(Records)
^^^^

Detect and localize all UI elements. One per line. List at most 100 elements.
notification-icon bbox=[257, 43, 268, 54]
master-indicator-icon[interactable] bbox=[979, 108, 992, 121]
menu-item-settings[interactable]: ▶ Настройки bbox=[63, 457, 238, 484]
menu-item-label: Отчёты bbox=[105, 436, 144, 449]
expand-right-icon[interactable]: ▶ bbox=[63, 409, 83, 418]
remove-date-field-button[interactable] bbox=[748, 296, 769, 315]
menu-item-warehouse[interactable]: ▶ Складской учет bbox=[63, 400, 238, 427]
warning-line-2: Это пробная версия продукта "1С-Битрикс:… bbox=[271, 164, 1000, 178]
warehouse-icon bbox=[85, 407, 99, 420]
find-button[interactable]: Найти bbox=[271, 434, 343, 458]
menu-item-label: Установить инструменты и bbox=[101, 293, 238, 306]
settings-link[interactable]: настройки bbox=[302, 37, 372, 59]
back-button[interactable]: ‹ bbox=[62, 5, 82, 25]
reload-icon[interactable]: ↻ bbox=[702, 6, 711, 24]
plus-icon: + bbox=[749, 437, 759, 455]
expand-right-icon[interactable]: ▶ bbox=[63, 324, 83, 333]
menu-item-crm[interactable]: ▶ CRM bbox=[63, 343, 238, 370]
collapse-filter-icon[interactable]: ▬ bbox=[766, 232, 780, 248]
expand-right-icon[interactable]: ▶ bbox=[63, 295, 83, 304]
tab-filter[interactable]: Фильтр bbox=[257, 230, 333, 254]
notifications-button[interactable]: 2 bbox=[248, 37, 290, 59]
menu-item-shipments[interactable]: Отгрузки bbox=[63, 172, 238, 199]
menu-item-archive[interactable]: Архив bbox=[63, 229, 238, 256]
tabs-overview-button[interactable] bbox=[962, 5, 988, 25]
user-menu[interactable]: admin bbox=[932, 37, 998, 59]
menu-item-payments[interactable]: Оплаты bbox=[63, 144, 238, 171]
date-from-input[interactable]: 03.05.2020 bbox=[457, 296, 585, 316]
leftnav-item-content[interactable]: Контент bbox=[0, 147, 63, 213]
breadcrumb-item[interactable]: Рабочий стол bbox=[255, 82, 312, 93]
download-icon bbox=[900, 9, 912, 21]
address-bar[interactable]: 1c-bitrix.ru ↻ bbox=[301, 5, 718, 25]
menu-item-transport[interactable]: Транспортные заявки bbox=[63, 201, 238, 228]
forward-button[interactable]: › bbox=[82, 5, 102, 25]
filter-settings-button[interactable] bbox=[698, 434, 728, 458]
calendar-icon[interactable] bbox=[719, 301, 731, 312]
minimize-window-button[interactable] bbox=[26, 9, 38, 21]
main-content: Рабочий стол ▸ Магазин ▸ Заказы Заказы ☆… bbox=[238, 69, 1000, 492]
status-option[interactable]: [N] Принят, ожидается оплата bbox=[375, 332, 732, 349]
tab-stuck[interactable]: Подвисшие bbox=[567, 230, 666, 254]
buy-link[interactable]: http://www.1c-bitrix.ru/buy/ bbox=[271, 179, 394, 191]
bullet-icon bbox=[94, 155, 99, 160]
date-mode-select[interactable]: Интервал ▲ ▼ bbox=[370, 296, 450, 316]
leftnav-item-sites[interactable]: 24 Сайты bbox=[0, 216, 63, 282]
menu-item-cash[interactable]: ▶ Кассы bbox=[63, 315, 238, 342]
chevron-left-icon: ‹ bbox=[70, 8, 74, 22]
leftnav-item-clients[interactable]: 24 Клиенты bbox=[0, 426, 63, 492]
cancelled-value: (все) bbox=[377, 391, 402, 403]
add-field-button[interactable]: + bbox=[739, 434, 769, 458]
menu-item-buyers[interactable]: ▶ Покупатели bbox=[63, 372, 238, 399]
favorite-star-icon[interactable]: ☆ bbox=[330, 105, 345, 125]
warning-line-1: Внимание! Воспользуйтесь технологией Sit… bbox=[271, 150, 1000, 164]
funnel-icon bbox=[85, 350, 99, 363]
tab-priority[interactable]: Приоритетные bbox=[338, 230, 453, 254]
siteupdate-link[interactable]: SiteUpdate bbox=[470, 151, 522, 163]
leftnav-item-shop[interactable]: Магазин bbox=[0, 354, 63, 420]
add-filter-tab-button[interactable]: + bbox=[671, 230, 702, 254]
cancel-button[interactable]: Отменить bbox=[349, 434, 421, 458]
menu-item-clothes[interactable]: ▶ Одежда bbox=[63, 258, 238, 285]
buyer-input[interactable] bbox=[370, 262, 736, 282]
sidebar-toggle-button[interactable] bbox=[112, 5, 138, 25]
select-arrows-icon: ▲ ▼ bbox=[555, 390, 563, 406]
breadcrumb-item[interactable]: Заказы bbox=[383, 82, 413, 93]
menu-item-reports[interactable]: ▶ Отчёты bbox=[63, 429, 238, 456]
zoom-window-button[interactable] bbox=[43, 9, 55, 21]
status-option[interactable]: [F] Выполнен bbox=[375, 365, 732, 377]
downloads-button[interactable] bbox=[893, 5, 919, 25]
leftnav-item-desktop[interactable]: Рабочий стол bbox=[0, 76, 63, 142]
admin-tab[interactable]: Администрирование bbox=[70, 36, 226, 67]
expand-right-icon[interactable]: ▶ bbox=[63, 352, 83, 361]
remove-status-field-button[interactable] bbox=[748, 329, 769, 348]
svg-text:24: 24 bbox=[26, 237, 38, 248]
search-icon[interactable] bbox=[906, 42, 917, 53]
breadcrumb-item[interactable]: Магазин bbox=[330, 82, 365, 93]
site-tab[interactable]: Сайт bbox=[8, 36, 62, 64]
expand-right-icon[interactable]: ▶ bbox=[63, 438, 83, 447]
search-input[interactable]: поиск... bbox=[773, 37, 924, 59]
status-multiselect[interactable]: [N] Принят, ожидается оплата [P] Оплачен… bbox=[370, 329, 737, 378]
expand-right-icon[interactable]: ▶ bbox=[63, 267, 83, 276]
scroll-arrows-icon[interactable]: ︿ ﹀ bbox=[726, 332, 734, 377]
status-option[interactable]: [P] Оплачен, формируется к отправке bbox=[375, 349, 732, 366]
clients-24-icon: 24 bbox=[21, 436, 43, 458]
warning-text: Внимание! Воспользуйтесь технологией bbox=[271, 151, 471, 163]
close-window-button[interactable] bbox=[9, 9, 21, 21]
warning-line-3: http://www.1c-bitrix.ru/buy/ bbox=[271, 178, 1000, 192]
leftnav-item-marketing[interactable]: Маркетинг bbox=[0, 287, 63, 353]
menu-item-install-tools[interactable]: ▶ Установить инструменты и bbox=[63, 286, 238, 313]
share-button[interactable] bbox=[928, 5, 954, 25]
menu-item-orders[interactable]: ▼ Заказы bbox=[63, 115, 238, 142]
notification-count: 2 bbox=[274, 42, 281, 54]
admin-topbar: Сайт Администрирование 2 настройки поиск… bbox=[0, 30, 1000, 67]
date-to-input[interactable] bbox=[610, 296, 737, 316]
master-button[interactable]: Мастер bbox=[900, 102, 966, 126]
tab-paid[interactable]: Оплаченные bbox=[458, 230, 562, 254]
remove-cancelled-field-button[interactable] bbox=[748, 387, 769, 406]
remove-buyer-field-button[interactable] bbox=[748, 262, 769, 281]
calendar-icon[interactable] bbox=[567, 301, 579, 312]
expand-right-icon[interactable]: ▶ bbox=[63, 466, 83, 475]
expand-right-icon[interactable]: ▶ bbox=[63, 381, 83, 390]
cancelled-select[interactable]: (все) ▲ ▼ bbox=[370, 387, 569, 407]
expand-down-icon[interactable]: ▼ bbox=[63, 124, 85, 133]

^^^^

Written instruction:
Reproduce each of the entries above word for word, keeping every line as it appears.

Correct answer:
Detect and localize all UI elements. One per line. List at most 100 elements.
notification-icon bbox=[257, 43, 268, 54]
master-indicator-icon[interactable] bbox=[979, 108, 992, 121]
menu-item-settings[interactable]: ▶ Настройки bbox=[63, 457, 238, 484]
menu-item-label: Отчёты bbox=[105, 436, 144, 449]
expand-right-icon[interactable]: ▶ bbox=[63, 409, 83, 418]
remove-date-field-button[interactable] bbox=[748, 296, 769, 315]
menu-item-warehouse[interactable]: ▶ Складской учет bbox=[63, 400, 238, 427]
warning-line-2: Это пробная версия продукта "1С-Битрикс:… bbox=[271, 164, 1000, 178]
warehouse-icon bbox=[85, 407, 99, 420]
find-button[interactable]: Найти bbox=[271, 434, 343, 458]
menu-item-label: Установить инструменты и bbox=[101, 293, 238, 306]
settings-link[interactable]: настройки bbox=[302, 37, 372, 59]
back-button[interactable]: ‹ bbox=[62, 5, 82, 25]
reload-icon[interactable]: ↻ bbox=[702, 6, 711, 24]
plus-icon: + bbox=[749, 437, 759, 455]
expand-right-icon[interactable]: ▶ bbox=[63, 324, 83, 333]
menu-item-crm[interactable]: ▶ CRM bbox=[63, 343, 238, 370]
collapse-filter-icon[interactable]: ▬ bbox=[766, 232, 780, 248]
expand-right-icon[interactable]: ▶ bbox=[63, 295, 83, 304]
tab-filter[interactable]: Фильтр bbox=[257, 230, 333, 254]
notifications-button[interactable]: 2 bbox=[248, 37, 290, 59]
menu-item-shipments[interactable]: Отгрузки bbox=[63, 172, 238, 199]
menu-item-archive[interactable]: Архив bbox=[63, 229, 238, 256]
tabs-overview-button[interactable] bbox=[962, 5, 988, 25]
user-menu[interactable]: admin bbox=[932, 37, 998, 59]
menu-item-payments[interactable]: Оплаты bbox=[63, 144, 238, 171]
date-from-input[interactable]: 03.05.2020 bbox=[457, 296, 585, 316]
leftnav-item-content[interactable]: Контент bbox=[0, 147, 63, 213]
breadcrumb-item[interactable]: Рабочий стол bbox=[255, 82, 312, 93]
download-icon bbox=[900, 9, 912, 21]
address-bar[interactable]: 1c-bitrix.ru ↻ bbox=[301, 5, 718, 25]
menu-item-transport[interactable]: Транспортные заявки bbox=[63, 201, 238, 228]
forward-button[interactable]: › bbox=[82, 5, 102, 25]
filter-settings-button[interactable] bbox=[698, 434, 728, 458]
calendar-icon[interactable] bbox=[719, 301, 731, 312]
minimize-window-button[interactable] bbox=[26, 9, 38, 21]
main-content: Рабочий стол ▸ Магазин ▸ Заказы Заказы ☆… bbox=[238, 69, 1000, 492]
status-option[interactable]: [N] Принят, ожидается оплата bbox=[375, 332, 732, 349]
tab-stuck[interactable]: Подвисшие bbox=[567, 230, 666, 254]
buy-link[interactable]: http://www.1c-bitrix.ru/buy/ bbox=[271, 179, 394, 191]
bullet-icon bbox=[94, 155, 99, 160]
date-mode-select[interactable]: Интервал ▲ ▼ bbox=[370, 296, 450, 316]
leftnav-item-sites[interactable]: 24 Сайты bbox=[0, 216, 63, 282]
menu-item-cash[interactable]: ▶ Кассы bbox=[63, 315, 238, 342]
chevron-left-icon: ‹ bbox=[70, 8, 74, 22]
leftnav-item-clients[interactable]: 24 Клиенты bbox=[0, 426, 63, 492]
cancelled-value: (все) bbox=[377, 391, 402, 403]
add-field-button[interactable]: + bbox=[739, 434, 769, 458]
menu-item-buyers[interactable]: ▶ Покупатели bbox=[63, 372, 238, 399]
favorite-star-icon[interactable]: ☆ bbox=[330, 105, 345, 125]
warning-line-1: Внимание! Воспользуйтесь технологией Sit… bbox=[271, 150, 1000, 164]
funnel-icon bbox=[85, 350, 99, 363]
tab-priority[interactable]: Приоритетные bbox=[338, 230, 453, 254]
siteupdate-link[interactable]: SiteUpdate bbox=[470, 151, 522, 163]
leftnav-item-shop[interactable]: Магазин bbox=[0, 354, 63, 420]
add-filter-tab-button[interactable]: + bbox=[671, 230, 702, 254]
cancel-button[interactable]: Отменить bbox=[349, 434, 421, 458]
menu-item-clothes[interactable]: ▶ Одежда bbox=[63, 258, 238, 285]
buyer-input[interactable] bbox=[370, 262, 736, 282]
sidebar-toggle-button[interactable] bbox=[112, 5, 138, 25]
select-arrows-icon: ▲ ▼ bbox=[555, 390, 563, 406]
breadcrumb-item[interactable]: Заказы bbox=[383, 82, 413, 93]
menu-item-reports[interactable]: ▶ Отчёты bbox=[63, 429, 238, 456]
zoom-window-button[interactable] bbox=[43, 9, 55, 21]
status-option[interactable]: [F] Выполнен bbox=[375, 365, 732, 377]
downloads-button[interactable] bbox=[893, 5, 919, 25]
leftnav-item-desktop[interactable]: Рабочий стол bbox=[0, 76, 63, 142]
admin-tab[interactable]: Администрирование bbox=[70, 36, 226, 67]
expand-right-icon[interactable]: ▶ bbox=[63, 352, 83, 361]
remove-status-field-button[interactable] bbox=[748, 329, 769, 348]
svg-text:24: 24 bbox=[26, 237, 38, 248]
search-icon[interactable] bbox=[906, 42, 917, 53]
breadcrumb-item[interactable]: Магазин bbox=[330, 82, 365, 93]
site-tab[interactable]: Сайт bbox=[8, 36, 62, 64]
expand-right-icon[interactable]: ▶ bbox=[63, 438, 83, 447]
search-input[interactable]: поиск... bbox=[773, 37, 924, 59]
status-multiselect[interactable]: [N] Принят, ожидается оплата [P] Оплачен… bbox=[370, 329, 737, 378]
expand-right-icon[interactable]: ▶ bbox=[63, 267, 83, 276]
scroll-arrows-icon[interactable]: ︿ ﹀ bbox=[726, 332, 734, 377]
status-option[interactable]: [P] Оплачен, формируется к отправке bbox=[375, 349, 732, 366]
clients-24-icon: 24 bbox=[21, 436, 43, 458]
warning-text: Внимание! Воспользуйтесь технологией bbox=[271, 151, 471, 163]
close-window-button[interactable] bbox=[9, 9, 21, 21]
warning-line-3: http://www.1c-bitrix.ru/buy/ bbox=[271, 178, 1000, 192]
leftnav-item-marketing[interactable]: Маркетинг bbox=[0, 287, 63, 353]
menu-item-install-tools[interactable]: ▶ Установить инструменты и bbox=[63, 286, 238, 313]
share-button[interactable] bbox=[928, 5, 954, 25]
menu-item-orders[interactable]: ▼ Заказы bbox=[63, 115, 238, 142]
notification-count: 2 bbox=[274, 42, 281, 54]
admin-topbar: Сайт Администрирование 2 настройки поиск… bbox=[0, 30, 1000, 67]
date-to-input[interactable] bbox=[610, 296, 737, 316]
master-button[interactable]: Мастер bbox=[900, 102, 966, 126]
tab-paid[interactable]: Оплаченные bbox=[458, 230, 562, 254]
remove-cancelled-field-button[interactable] bbox=[748, 387, 769, 406]
remove-buyer-field-button[interactable] bbox=[748, 262, 769, 281]
calendar-icon[interactable] bbox=[567, 301, 579, 312]
expand-right-icon[interactable]: ▶ bbox=[63, 466, 83, 475]
expand-right-icon[interactable]: ▶ bbox=[63, 381, 83, 390]
cancelled-select[interactable]: (все) ▲ ▼ bbox=[370, 387, 569, 407]
expand-down-icon[interactable]: ▼ bbox=[63, 124, 85, 133]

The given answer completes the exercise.